══ SUPPLIED DATA
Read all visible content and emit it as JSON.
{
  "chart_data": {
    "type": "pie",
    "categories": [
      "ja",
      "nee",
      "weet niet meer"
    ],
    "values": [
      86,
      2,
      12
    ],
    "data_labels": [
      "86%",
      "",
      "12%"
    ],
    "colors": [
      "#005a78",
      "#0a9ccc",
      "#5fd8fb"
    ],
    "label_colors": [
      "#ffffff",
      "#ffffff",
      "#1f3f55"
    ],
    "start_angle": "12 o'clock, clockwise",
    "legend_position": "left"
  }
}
════
### AIM OF THE TASK
Return all of the entries word for word.

### SOLUTION TO THE EXERCISE
Read all visible content and emit it as JSON.
{
  "chart_data": {
    "type": "pie",
    "categories": [
      "ja",
      "nee",
      "weet niet meer"
    ],
    "values": [
      86,
      2,
      12
    ],
    "data_labels": [
      "86%",
      "",
      "12%"
    ],
    "colors": [
      "#005a78",
      "#0a9ccc",
      "#5fd8fb"
    ],
    "label_colors": [
      "#ffffff",
      "#ffffff",
      "#1f3f55"
    ],
    "start_angle": "12 o'clock, clockwise",
    "legend_position": "left"
  }
}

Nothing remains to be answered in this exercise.